─── RECORDS SUPPLIED ───

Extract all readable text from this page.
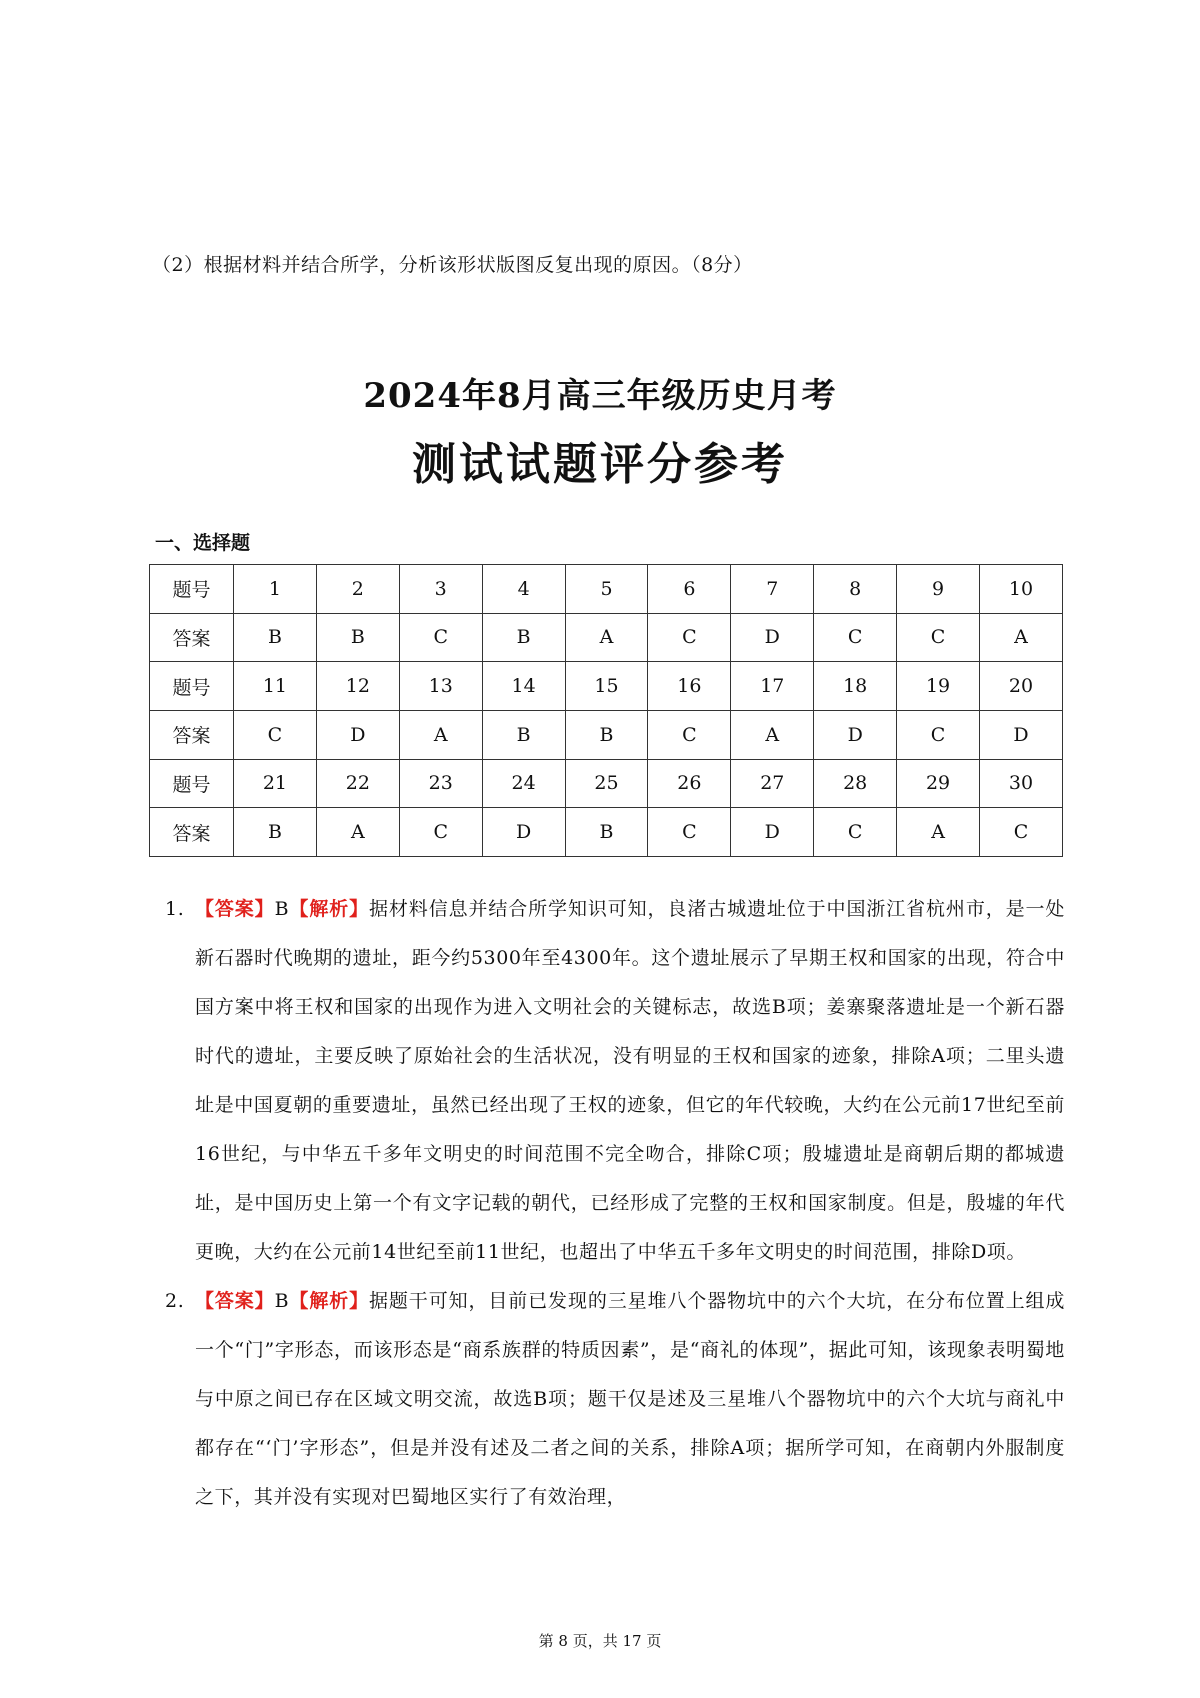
（2）根据材料并结合所学，分析该形状版图反复出现的原因。（8分）
2024年8月高三年级历史月考
测试试题评分参考
一、选择题
题号	1	2	3	4	5	6	7	8	9	10
答案	B	B	C	B	A	C	D	C	C	A
题号	11	12	13	14	15	16	17	18	19	20
答案	C	D	A	B	B	C	A	D	C	D
题号	21	22	23	24	25	26	27	28	29	30
答案	B	A	C	D	B	C	D	C	A	C
1. 【答案】B【解析】据材料信息并结合所学知识可知，良渚古城遗址位于中国浙江省杭州市，是一处新石器时代晚期的遗址，距今约5300年至4300年。这个遗址展示了早期王权和国家的出现，符合中国方案中将王权和国家的出现作为进入文明社会的关键标志，故选B项；姜寨聚落遗址是一个新石器时代的遗址，主要反映了原始社会的生活状况，没有明显的王权和国家的迹象，排除A项；二里头遗址是中国夏朝的重要遗址，虽然已经出现了王权的迹象，但它的年代较晚，大约在公元前17世纪至前16世纪，与中华五千多年文明史的时间范围不完全吻合，排除C项；殷墟遗址是商朝后期的都城遗址，是中国历史上第一个有文字记载的朝代，已经形成了完整的王权和国家制度。但是，殷墟的年代更晚，大约在公元前14世纪至前11世纪，也超出了中华五千多年文明史的时间范围，排除D项。
2. 【答案】B【解析】据题干可知，目前已发现的三星堆八个器物坑中的六个大坑，在分布位置上组成一个“门”字形态，而该形态是“商系族群的特质因素”，是“商礼的体现”，据此可知，该现象表明蜀地与中原之间已存在区域文明交流，故选B项；题干仅是述及三星堆八个器物坑中的六个大坑与商礼中都存在“‘门’字形态”，但是并没有述及二者之间的关系，排除A项；据所学可知，在商朝内外服制度之下，其并没有实现对巴蜀地区实行了有效治理，
第 8 页，共 17 页
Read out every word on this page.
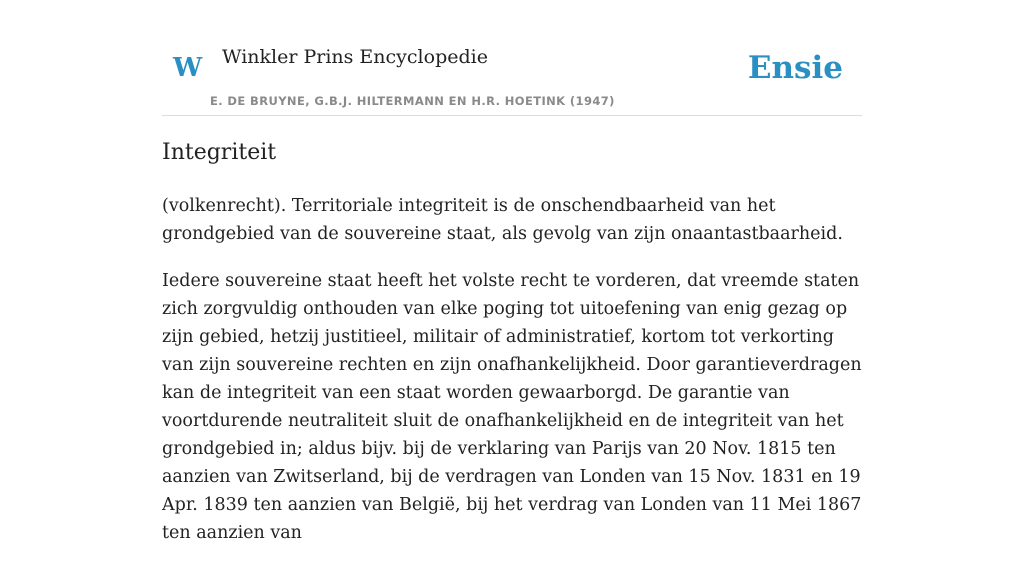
W Winkler Prins Encyclopedie
E. DE BRUYNE, G.B.J. HILTERMANN EN H.R. HOETINK (1947)
Ensie
Integriteit

(volkenrecht). Territoriale integriteit is de onschendbaarheid van het grondgebied van de souvereine staat, als gevolg van zijn onaantastbaarheid.

Iedere souvereine staat heeft het volste recht te vorderen, dat vreemde staten zich zorgvuldig onthouden van elke poging tot uitoefening van enig gezag op zijn gebied, hetzij justitieel, militair of administratief, kortom tot verkorting van zijn souvereine rechten en zijn onafhankelijkheid. Door garantieverdragen kan de integriteit van een staat worden gewaarborgd. De garantie van voortdurende neutraliteit sluit de onafhankelijkheid en de integriteit van het grondgebied in; aldus bijv. bij de verklaring van Parijs van 20 Nov. 1815 ten aanzien van Zwitserland, bij de verdragen van Londen van 15 Nov. 1831 en 19 Apr. 1839 ten aanzien van België, bij het verdrag van Londen van 11 Mei 1867 ten aanzien van
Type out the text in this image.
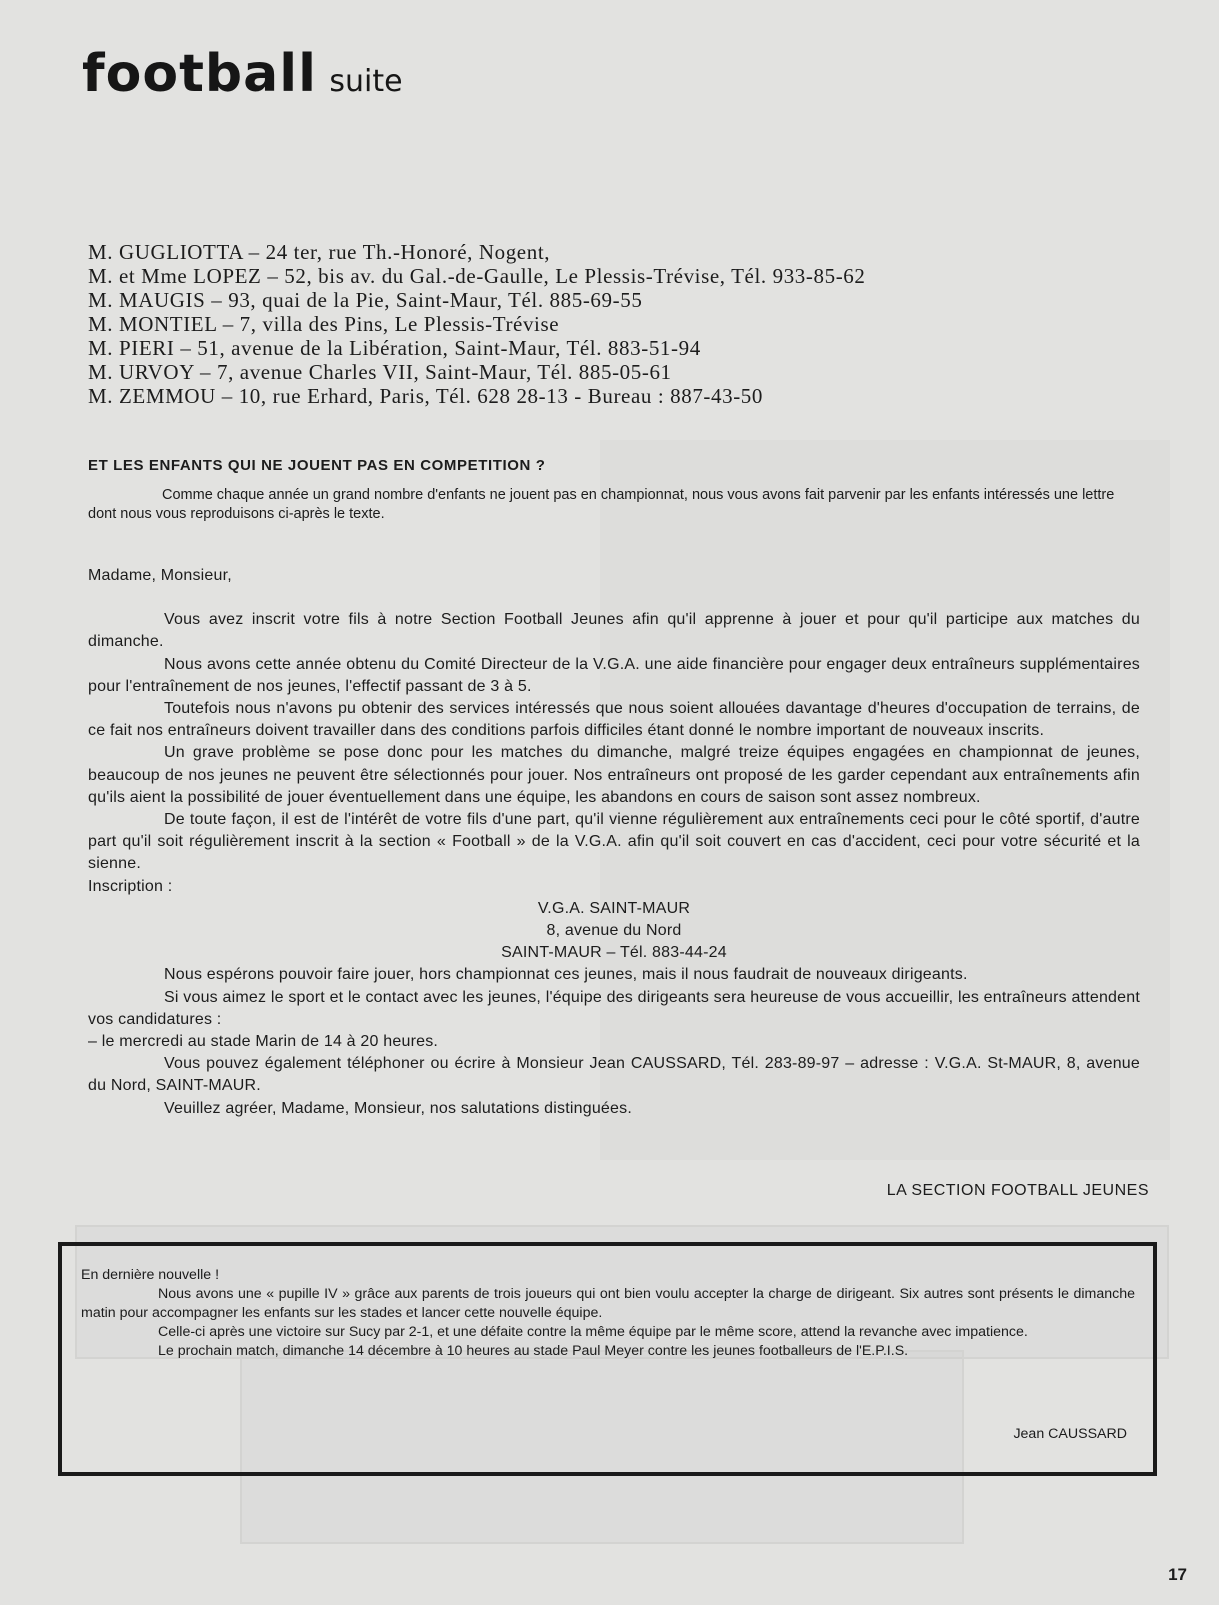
football suite
M. GUGLIOTTA – 24 ter, rue Th.-Honoré, Nogent,
M. et Mme LOPEZ – 52, bis av. du Gal.-de-Gaulle, Le Plessis-Trévise, Tél. 933-85-62
M. MAUGIS – 93, quai de la Pie, Saint-Maur, Tél. 885-69-55
M. MONTIEL – 7, villa des Pins, Le Plessis-Trévise
M. PIERI – 51, avenue de la Libération, Saint-Maur, Tél. 883-51-94
M. URVOY – 7, avenue Charles VII, Saint-Maur, Tél. 885-05-61
M. ZEMMOU – 10, rue Erhard, Paris, Tél. 628 28-13 - Bureau : 887-43-50
ET LES ENFANTS QUI NE JOUENT PAS EN COMPETITION ?
Comme chaque année un grand nombre d'enfants ne jouent pas en championnat, nous vous avons fait parvenir par les enfants intéressés une lettre dont nous vous reproduisons ci-après le texte.

Madame, Monsieur,

Vous avez inscrit votre fils à notre Section Football Jeunes afin qu'il apprenne à jouer et pour qu'il participe aux matches du dimanche.

Nous avons cette année obtenu du Comité Directeur de la V.G.A. une aide financière pour engager deux entraîneurs supplémentaires pour l'entraînement de nos jeunes, l'effectif passant de 3 à 5.

Toutefois nous n'avons pu obtenir des services intéressés que nous soient allouées davantage d'heures d'occupation de terrains, de ce fait nos entraîneurs doivent travailler dans des conditions parfois difficiles étant donné le nombre important de nouveaux inscrits.

Un grave problème se pose donc pour les matches du dimanche, malgré treize équipes engagées en championnat de jeunes, beaucoup de nos jeunes ne peuvent être sélectionnés pour jouer. Nos entraîneurs ont proposé de les garder cependant aux entraînements afin qu'ils aient la possibilité de jouer éventuellement dans une équipe, les abandons en cours de saison sont assez nombreux.

De toute façon, il est de l'intérêt de votre fils d'une part, qu'il vienne régulièrement aux entraînements ceci pour le côté sportif, d'autre part qu'il soit régulièrement inscrit à la section « Football » de la V.G.A. afin qu'il soit couvert en cas d'accident, ceci pour votre sécurité et la sienne.

Inscription :

V.G.A. SAINT-MAUR

8, avenue du Nord

SAINT-MAUR – Tél. 883-44-24

Nous espérons pouvoir faire jouer, hors championnat ces jeunes, mais il nous faudrait de nouveaux dirigeants.

Si vous aimez le sport et le contact avec les jeunes, l'équipe des dirigeants sera heureuse de vous accueillir, les entraîneurs attendent vos candidatures :

– le mercredi au stade Marin de 14 à 20 heures.

Vous pouvez également téléphoner ou écrire à Monsieur Jean CAUSSARD, Tél. 283-89-97 – adresse : V.G.A. St-MAUR, 8, avenue du Nord, SAINT-MAUR.

Veuillez agréer, Madame, Monsieur, nos salutations distinguées.

LA SECTION FOOTBALL JEUNES

En dernière nouvelle !

Nous avons une « pupille IV » grâce aux parents de trois joueurs qui ont bien voulu accepter la charge de dirigeant. Six autres sont présents le dimanche matin pour accompagner les enfants sur les stades et lancer cette nouvelle équipe.

Celle-ci après une victoire sur Sucy par 2-1, et une défaite contre la même équipe par le même score, attend la revanche avec impatience.

Le prochain match, dimanche 14 décembre à 10 heures au stade Paul Meyer contre les jeunes footballeurs de l'E.P.I.S.

Jean CAUSSARD
17
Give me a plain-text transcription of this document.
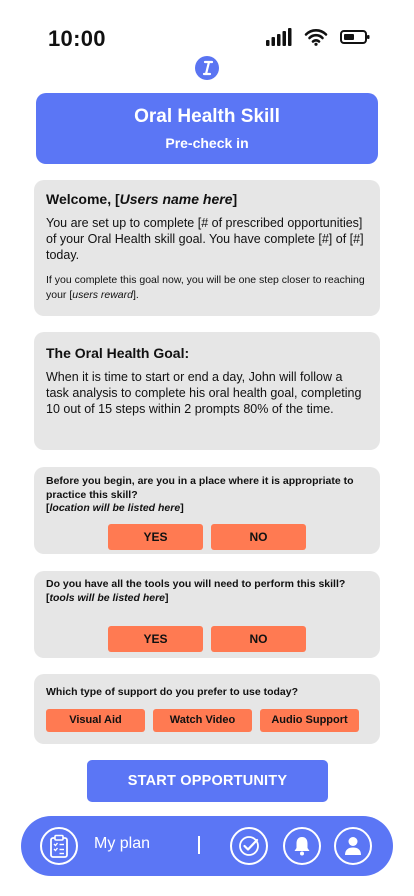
10:00
Oral Health Skill
Pre-check in
Welcome, [Users name here]
You are set up to complete [# of prescribed opportunities] of your Oral Health skill goal. You have complete [#] of [#] today.
If you complete this goal now, you will be one step closer to reaching your [users reward].
The Oral Health Goal:
When it is time to start or end a day, John will follow a task analysis to complete his oral health goal, completing 10 out of 15 steps within 2 prompts 80% of the time.
Before you begin, are you in a place where it is appropriate to practice this skill?
[location will be listed here]
YES	NO
Do you have all the tools you will need to perform this skill?
[tools will be listed here]
YES	NO
Which type of support do you prefer to use today?
Visual Aid	Watch Video	Audio Support
START OPPORTUNITY
My plan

───

## THE EXERCISE
Output every entry exactly as given; pictures are not part of the copy.

## RESULT OF THIS TASK
Extract all readable text from this page.
（2）根据材料并结合所学，分析该形状版图反复出现的原因。（8分）
2024年8月高三年级历史月考
测试试题评分参考
一、选择题
题号	1	2	3	4	5	6	7	8	9	10
答案	B	B	C	B	A	C	D	C	C	A
题号	11	12	13	14	15	16	17	18	19	20
答案	C	D	A	B	B	C	A	D	C	D
题号	21	22	23	24	25	26	27	28	29	30
答案	B	A	C	D	B	C	D	C	A	C
1. 【答案】B【解析】据材料信息并结合所学知识可知，良渚古城遗址位于中国浙江省杭州市，是一处新石器时代晚期的遗址，距今约5300年至4300年。这个遗址展示了早期王权和国家的出现，符合中国方案中将王权和国家的出现作为进入文明社会的关键标志，故选B项；姜寨聚落遗址是一个新石器时代的遗址，主要反映了原始社会的生活状况，没有明显的王权和国家的迹象，排除A项；二里头遗址是中国夏朝的重要遗址，虽然已经出现了王权的迹象，但它的年代较晚，大约在公元前17世纪至前16世纪，与中华五千多年文明史的时间范围不完全吻合，排除C项；殷墟遗址是商朝后期的都城遗址，是中国历史上第一个有文字记载的朝代，已经形成了完整的王权和国家制度。但是，殷墟的年代更晚，大约在公元前14世纪至前11世纪，也超出了中华五千多年文明史的时间范围，排除D项。
2. 【答案】B【解析】据题干可知，目前已发现的三星堆八个器物坑中的六个大坑，在分布位置上组成一个“门”字形态，而该形态是“商系族群的特质因素”，是“商礼的体现”，据此可知，该现象表明蜀地与中原之间已存在区域文明交流，故选B项；题干仅是述及三星堆八个器物坑中的六个大坑与商礼中都存在“‘门’字形态”，但是并没有述及二者之间的关系，排除A项；据所学可知，在商朝内外服制度之下，其并没有实现对巴蜀地区实行了有效治理，
第 8 页，共 17 页
Read out every word on this page.
W Winkler Prins Encyclopedie
E. DE BRUYNE, G.B.J. HILTERMANN EN H.R. HOETINK (1947)
Ensie
Integriteit

(volkenrecht). Territoriale integriteit is de onschendbaarheid van het grondgebied van de souvereine staat, als gevolg van zijn onaantastbaarheid.

Iedere souvereine staat heeft het volste recht te vorderen, dat vreemde staten zich zorgvuldig onthouden van elke poging tot uitoefening van enig gezag op zijn gebied, hetzij justitieel, militair of administratief, kortom tot verkorting van zijn souvereine rechten en zijn onafhankelijkheid. Door garantieverdragen kan de integriteit van een staat worden gewaarborgd. De garantie van voortdurende neutraliteit sluit de onafhankelijkheid en de integriteit van het grondgebied in; aldus bijv. bij de verklaring van Parijs van 20 Nov. 1815 ten aanzien van Zwitserland, bij de verdragen van Londen van 15 Nov. 1831 en 19 Apr. 1839 ten aanzien van België, bij het verdrag van Londen van 11 Mei 1867 ten aanzien van
Type out the text in this image.
football suite
M. GUGLIOTTA – 24 ter, rue Th.-Honoré, Nogent,
M. et Mme LOPEZ – 52, bis av. du Gal.-de-Gaulle, Le Plessis-Trévise, Tél. 933-85-62
M. MAUGIS – 93, quai de la Pie, Saint-Maur, Tél. 885-69-55
M. MONTIEL – 7, villa des Pins, Le Plessis-Trévise
M. PIERI – 51, avenue de la Libération, Saint-Maur, Tél. 883-51-94
M. URVOY – 7, avenue Charles VII, Saint-Maur, Tél. 885-05-61
M. ZEMMOU – 10, rue Erhard, Paris, Tél. 628 28-13 - Bureau : 887-43-50
ET LES ENFANTS QUI NE JOUENT PAS EN COMPETITION ?
Comme chaque année un grand nombre d'enfants ne jouent pas en championnat, nous vous avons fait parvenir par les enfants intéressés une lettre dont nous vous reproduisons ci-après le texte.

Madame, Monsieur,

Vous avez inscrit votre fils à notre Section Football Jeunes afin qu'il apprenne à jouer et pour qu'il participe aux matches du dimanche.

Nous avons cette année obtenu du Comité Directeur de la V.G.A. une aide financière pour engager deux entraîneurs supplémentaires pour l'entraînement de nos jeunes, l'effectif passant de 3 à 5.

Toutefois nous n'avons pu obtenir des services intéressés que nous soient allouées davantage d'heures d'occupation de terrains, de ce fait nos entraîneurs doivent travailler dans des conditions parfois difficiles étant donné le nombre important de nouveaux inscrits.

Un grave problème se pose donc pour les matches du dimanche, malgré treize équipes engagées en championnat de jeunes, beaucoup de nos jeunes ne peuvent être sélectionnés pour jouer. Nos entraîneurs ont proposé de les garder cependant aux entraînements afin qu'ils aient la possibilité de jouer éventuellement dans une équipe, les abandons en cours de saison sont assez nombreux.

De toute façon, il est de l'intérêt de votre fils d'une part, qu'il vienne régulièrement aux entraînements ceci pour le côté sportif, d'autre part qu'il soit régulièrement inscrit à la section « Football » de la V.G.A. afin qu'il soit couvert en cas d'accident, ceci pour votre sécurité et la sienne.

Inscription :

V.G.A. SAINT-MAUR

8, avenue du Nord

SAINT-MAUR – Tél. 883-44-24

Nous espérons pouvoir faire jouer, hors championnat ces jeunes, mais il nous faudrait de nouveaux dirigeants.

Si vous aimez le sport et le contact avec les jeunes, l'équipe des dirigeants sera heureuse de vous accueillir, les entraîneurs attendent vos candidatures :

– le mercredi au stade Marin de 14 à 20 heures.

Vous pouvez également téléphoner ou écrire à Monsieur Jean CAUSSARD, Tél. 283-89-97 – adresse : V.G.A. St-MAUR, 8, avenue du Nord, SAINT-MAUR.

Veuillez agréer, Madame, Monsieur, nos salutations distinguées.

LA SECTION FOOTBALL JEUNES

En dernière nouvelle !

Nous avons une « pupille IV » grâce aux parents de trois joueurs qui ont bien voulu accepter la charge de dirigeant. Six autres sont présents le dimanche matin pour accompagner les enfants sur les stades et lancer cette nouvelle équipe.

Celle-ci après une victoire sur Sucy par 2-1, et une défaite contre la même équipe par le même score, attend la revanche avec impatience.

Le prochain match, dimanche 14 décembre à 10 heures au stade Paul Meyer contre les jeunes footballeurs de l'E.P.I.S.

Jean CAUSSARD
17
Give me a plain-text transcription of this document.
10:00
Oral Health Skill
Pre-check in
Welcome, [Users name here]
You are set up to complete [# of prescribed opportunities] of your Oral Health skill goal. You have complete [#] of [#] today.
If you complete this goal now, you will be one step closer to reaching your [users reward].
The Oral Health Goal:
When it is time to start or end a day, John will follow a task analysis to complete his oral health goal, completing 10 out of 15 steps within 2 prompts 80% of the time.
Before you begin, are you in a place where it is appropriate to practice this skill?
[location will be listed here]
YES	NO
Do you have all the tools you will need to perform this skill?
[tools will be listed here]
YES	NO
Which type of support do you prefer to use today?
Visual Aid	Watch Video	Audio Support
START OPPORTUNITY
My plan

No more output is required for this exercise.